** START OF Input **

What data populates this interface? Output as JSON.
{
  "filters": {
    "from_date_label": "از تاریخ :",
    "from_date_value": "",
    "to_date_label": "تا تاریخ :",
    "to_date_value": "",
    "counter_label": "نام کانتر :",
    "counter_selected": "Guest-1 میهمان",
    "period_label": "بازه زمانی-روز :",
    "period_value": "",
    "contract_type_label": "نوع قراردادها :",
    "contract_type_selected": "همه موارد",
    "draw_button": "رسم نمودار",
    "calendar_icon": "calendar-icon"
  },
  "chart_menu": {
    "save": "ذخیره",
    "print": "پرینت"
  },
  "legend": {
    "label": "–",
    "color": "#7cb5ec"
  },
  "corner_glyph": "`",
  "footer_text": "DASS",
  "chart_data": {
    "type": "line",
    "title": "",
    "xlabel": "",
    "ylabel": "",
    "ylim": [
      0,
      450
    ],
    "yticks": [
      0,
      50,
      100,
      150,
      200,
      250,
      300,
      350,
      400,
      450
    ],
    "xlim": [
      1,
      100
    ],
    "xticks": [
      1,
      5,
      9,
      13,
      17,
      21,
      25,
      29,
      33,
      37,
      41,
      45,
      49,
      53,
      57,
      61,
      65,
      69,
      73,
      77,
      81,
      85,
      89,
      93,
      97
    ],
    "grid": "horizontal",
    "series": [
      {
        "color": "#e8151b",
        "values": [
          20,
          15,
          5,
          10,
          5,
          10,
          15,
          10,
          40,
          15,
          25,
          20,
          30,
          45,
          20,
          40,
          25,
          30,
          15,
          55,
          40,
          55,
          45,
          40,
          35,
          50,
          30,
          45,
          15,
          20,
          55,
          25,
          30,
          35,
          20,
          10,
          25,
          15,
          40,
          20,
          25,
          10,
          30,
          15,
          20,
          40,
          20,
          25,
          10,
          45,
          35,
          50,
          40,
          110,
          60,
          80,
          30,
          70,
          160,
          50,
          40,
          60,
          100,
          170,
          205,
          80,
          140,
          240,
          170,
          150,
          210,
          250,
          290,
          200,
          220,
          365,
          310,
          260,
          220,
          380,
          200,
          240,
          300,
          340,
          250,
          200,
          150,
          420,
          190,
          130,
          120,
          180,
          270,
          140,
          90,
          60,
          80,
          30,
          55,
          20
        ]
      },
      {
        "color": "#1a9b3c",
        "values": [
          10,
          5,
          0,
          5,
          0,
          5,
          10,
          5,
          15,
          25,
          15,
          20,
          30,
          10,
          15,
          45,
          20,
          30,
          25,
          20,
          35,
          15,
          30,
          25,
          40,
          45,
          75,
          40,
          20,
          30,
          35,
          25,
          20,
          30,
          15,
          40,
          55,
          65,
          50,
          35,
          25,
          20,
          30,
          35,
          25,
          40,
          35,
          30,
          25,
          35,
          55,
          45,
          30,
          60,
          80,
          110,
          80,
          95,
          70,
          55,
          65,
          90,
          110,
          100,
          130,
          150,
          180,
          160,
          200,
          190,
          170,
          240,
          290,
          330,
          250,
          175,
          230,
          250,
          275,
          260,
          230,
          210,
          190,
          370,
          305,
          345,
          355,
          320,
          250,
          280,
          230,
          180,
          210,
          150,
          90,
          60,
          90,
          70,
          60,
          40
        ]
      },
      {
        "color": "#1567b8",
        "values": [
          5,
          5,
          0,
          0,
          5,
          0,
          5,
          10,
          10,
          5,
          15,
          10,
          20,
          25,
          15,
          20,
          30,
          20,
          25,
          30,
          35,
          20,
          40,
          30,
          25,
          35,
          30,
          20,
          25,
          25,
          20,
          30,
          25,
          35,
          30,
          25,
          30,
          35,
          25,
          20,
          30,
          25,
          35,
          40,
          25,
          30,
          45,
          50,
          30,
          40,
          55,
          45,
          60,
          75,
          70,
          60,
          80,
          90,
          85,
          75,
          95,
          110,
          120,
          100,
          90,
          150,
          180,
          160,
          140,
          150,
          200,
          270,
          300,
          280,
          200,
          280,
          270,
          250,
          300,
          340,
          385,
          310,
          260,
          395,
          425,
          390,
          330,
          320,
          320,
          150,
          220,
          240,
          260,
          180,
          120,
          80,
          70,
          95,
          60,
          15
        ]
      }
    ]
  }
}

** END OF Input **

The records above should be restated word for word, please.

> _Answer for the task_
What data populates this interface? Output as JSON.
{
  "filters": {
    "from_date_label": "از تاریخ :",
    "from_date_value": "",
    "to_date_label": "تا تاریخ :",
    "to_date_value": "",
    "counter_label": "نام کانتر :",
    "counter_selected": "Guest-1 میهمان",
    "period_label": "بازه زمانی-روز :",
    "period_value": "",
    "contract_type_label": "نوع قراردادها :",
    "contract_type_selected": "همه موارد",
    "draw_button": "رسم نمودار",
    "calendar_icon": "calendar-icon"
  },
  "chart_menu": {
    "save": "ذخیره",
    "print": "پرینت"
  },
  "legend": {
    "label": "–",
    "color": "#7cb5ec"
  },
  "corner_glyph": "`",
  "footer_text": "DASS",
  "chart_data": {
    "type": "line",
    "title": "",
    "xlabel": "",
    "ylabel": "",
    "ylim": [
      0,
      450
    ],
    "yticks": [
      0,
      50,
      100,
      150,
      200,
      250,
      300,
      350,
      400,
      450
    ],
    "xlim": [
      1,
      100
    ],
    "xticks": [
      1,
      5,
      9,
      13,
      17,
      21,
      25,
      29,
      33,
      37,
      41,
      45,
      49,
      53,
      57,
      61,
      65,
      69,
      73,
      77,
      81,
      85,
      89,
      93,
      97
    ],
    "grid": "horizontal",
    "series": [
      {
        "color": "#e8151b",
        "values": [
          20,
          15,
          5,
          10,
          5,
          10,
          15,
          10,
          40,
          15,
          25,
          20,
          30,
          45,
          20,
          40,
          25,
          30,
          15,
          55,
          40,
          55,
          45,
          40,
          35,
          50,
          30,
          45,
          15,
          20,
          55,
          25,
          30,
          35,
          20,
          10,
          25,
          15,
          40,
          20,
          25,
          10,
          30,
          15,
          20,
          40,
          20,
          25,
          10,
          45,
          35,
          50,
          40,
          110,
          60,
          80,
          30,
          70,
          160,
          50,
          40,
          60,
          100,
          170,
          205,
          80,
          140,
          240,
          170,
          150,
          210,
          250,
          290,
          200,
          220,
          365,
          310,
          260,
          220,
          380,
          200,
          240,
          300,
          340,
          250,
          200,
          150,
          420,
          190,
          130,
          120,
          180,
          270,
          140,
          90,
          60,
          80,
          30,
          55,
          20
        ]
      },
      {
        "color": "#1a9b3c",
        "values": [
          10,
          5,
          0,
          5,
          0,
          5,
          10,
          5,
          15,
          25,
          15,
          20,
          30,
          10,
          15,
          45,
          20,
          30,
          25,
          20,
          35,
          15,
          30,
          25,
          40,
          45,
          75,
          40,
          20,
          30,
          35,
          25,
          20,
          30,
          15,
          40,
          55,
          65,
          50,
          35,
          25,
          20,
          30,
          35,
          25,
          40,
          35,
          30,
          25,
          35,
          55,
          45,
          30,
          60,
          80,
          110,
          80,
          95,
          70,
          55,
          65,
          90,
          110,
          100,
          130,
          150,
          180,
          160,
          200,
          190,
          170,
          240,
          290,
          330,
          250,
          175,
          230,
          250,
          275,
          260,
          230,
          210,
          190,
          370,
          305,
          345,
          355,
          320,
          250,
          280,
          230,
          180,
          210,
          150,
          90,
          60,
          90,
          70,
          60,
          40
        ]
      },
      {
        "color": "#1567b8",
        "values": [
          5,
          5,
          0,
          0,
          5,
          0,
          5,
          10,
          10,
          5,
          15,
          10,
          20,
          25,
          15,
          20,
          30,
          20,
          25,
          30,
          35,
          20,
          40,
          30,
          25,
          35,
          30,
          20,
          25,
          25,
          20,
          30,
          25,
          35,
          30,
          25,
          30,
          35,
          25,
          20,
          30,
          25,
          35,
          40,
          25,
          30,
          45,
          50,
          30,
          40,
          55,
          45,
          60,
          75,
          70,
          60,
          80,
          90,
          85,
          75,
          95,
          110,
          120,
          100,
          90,
          150,
          180,
          160,
          140,
          150,
          200,
          270,
          300,
          280,
          200,
          280,
          270,
          250,
          300,
          340,
          385,
          310,
          260,
          395,
          425,
          390,
          330,
          320,
          320,
          150,
          220,
          240,
          260,
          180,
          120,
          80,
          70,
          95,
          60,
          15
        ]
      }
    ]
  }
}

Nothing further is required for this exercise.